*GIVEN TASK*:
Examine the material below. Gather every line in which the string "nous" appears.

*SOURCE MATERIAL*:
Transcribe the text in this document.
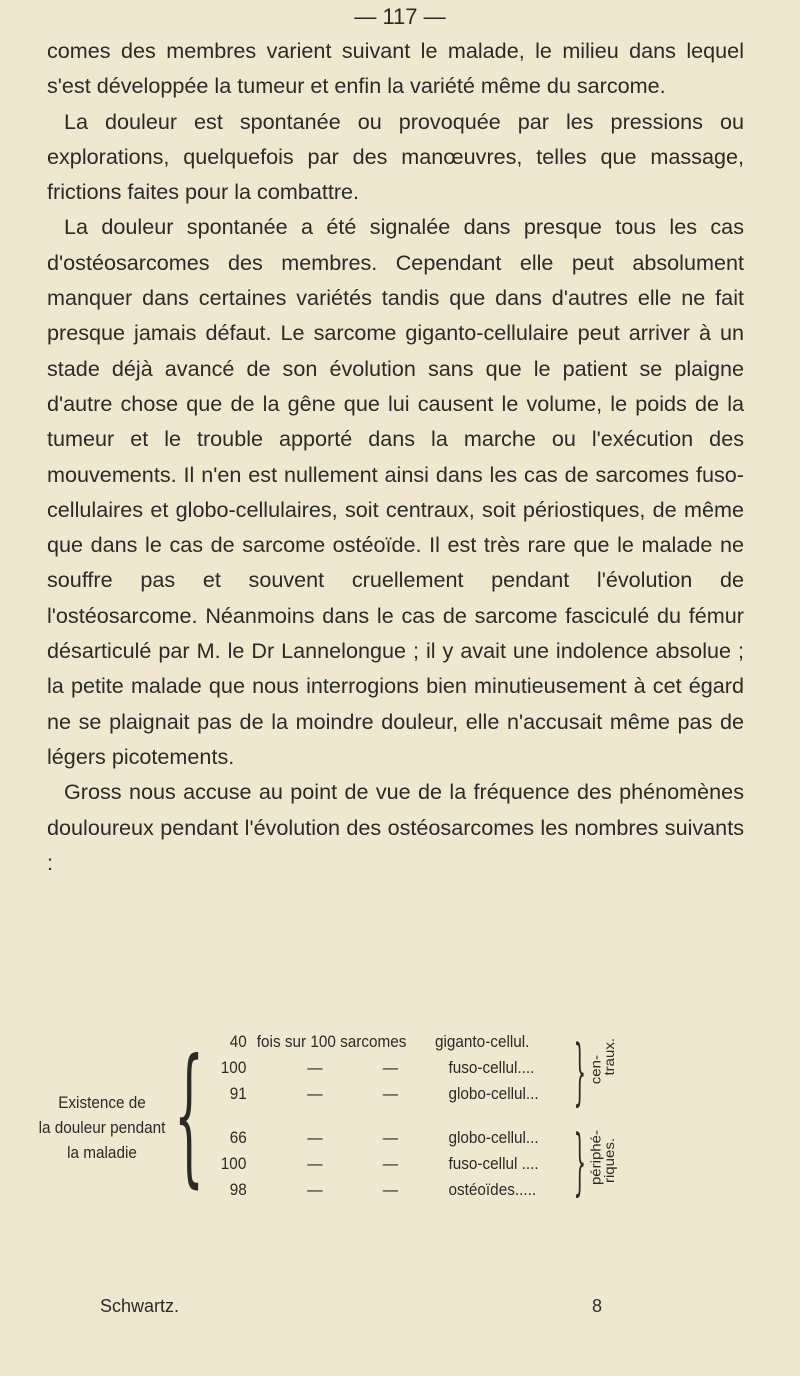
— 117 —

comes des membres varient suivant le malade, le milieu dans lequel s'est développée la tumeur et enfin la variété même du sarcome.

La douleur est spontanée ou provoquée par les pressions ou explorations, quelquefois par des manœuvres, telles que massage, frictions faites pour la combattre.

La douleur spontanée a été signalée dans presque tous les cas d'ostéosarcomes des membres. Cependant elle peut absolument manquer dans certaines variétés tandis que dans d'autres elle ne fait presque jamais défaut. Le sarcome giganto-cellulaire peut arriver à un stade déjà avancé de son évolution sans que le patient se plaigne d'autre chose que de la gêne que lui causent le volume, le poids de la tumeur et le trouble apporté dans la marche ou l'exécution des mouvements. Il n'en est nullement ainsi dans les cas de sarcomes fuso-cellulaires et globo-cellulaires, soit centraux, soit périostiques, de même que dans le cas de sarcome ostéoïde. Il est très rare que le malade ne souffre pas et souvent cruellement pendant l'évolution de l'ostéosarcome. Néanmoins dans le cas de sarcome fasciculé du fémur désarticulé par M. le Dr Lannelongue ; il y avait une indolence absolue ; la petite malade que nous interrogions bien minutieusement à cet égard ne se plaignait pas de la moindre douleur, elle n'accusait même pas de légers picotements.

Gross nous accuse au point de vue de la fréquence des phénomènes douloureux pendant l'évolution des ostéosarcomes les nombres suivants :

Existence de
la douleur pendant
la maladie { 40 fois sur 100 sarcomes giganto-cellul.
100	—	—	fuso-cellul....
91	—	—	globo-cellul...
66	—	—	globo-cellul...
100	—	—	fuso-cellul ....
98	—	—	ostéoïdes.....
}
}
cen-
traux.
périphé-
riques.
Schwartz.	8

*TASK RESPONSE*:
La douleur spontanée a été signalée dans presque tous les cas d'ostéosarcomes des membres. Cependant elle peut absolument manquer dans certaines variétés tandis que dans d'autres elle ne fait presque jamais défaut. Le sarcome giganto-cellulaire peut arriver à un stade déjà avancé de son évolution sans que le patient se plaigne d'autre chose que de la gêne que lui causent le volume, le poids de la tumeur et le trouble apporté dans la marche ou l'exécution des mouvements. Il n'en est nullement ainsi dans les cas de sarcomes fuso-cellulaires et globo-cellulaires, soit centraux, soit périostiques, de même que dans le cas de sarcome ostéoïde. Il est très rare que le malade ne souffre pas et souvent cruellement pendant l'évolution de l'ostéosarcome. Néanmoins dans le cas de sarcome fasciculé du fémur désarticulé par M. le Dr Lannelongue ; il y avait une indolence absolue ; la petite malade que nous interrogions bien minutieusement à cet égard ne se plaignait pas de la moindre douleur, elle n'accusait même pas de légers picotements.
Gross nous accuse au point de vue de la fréquence des phénomènes douloureux pendant l'évolution des ostéosarcomes les nombres suivants :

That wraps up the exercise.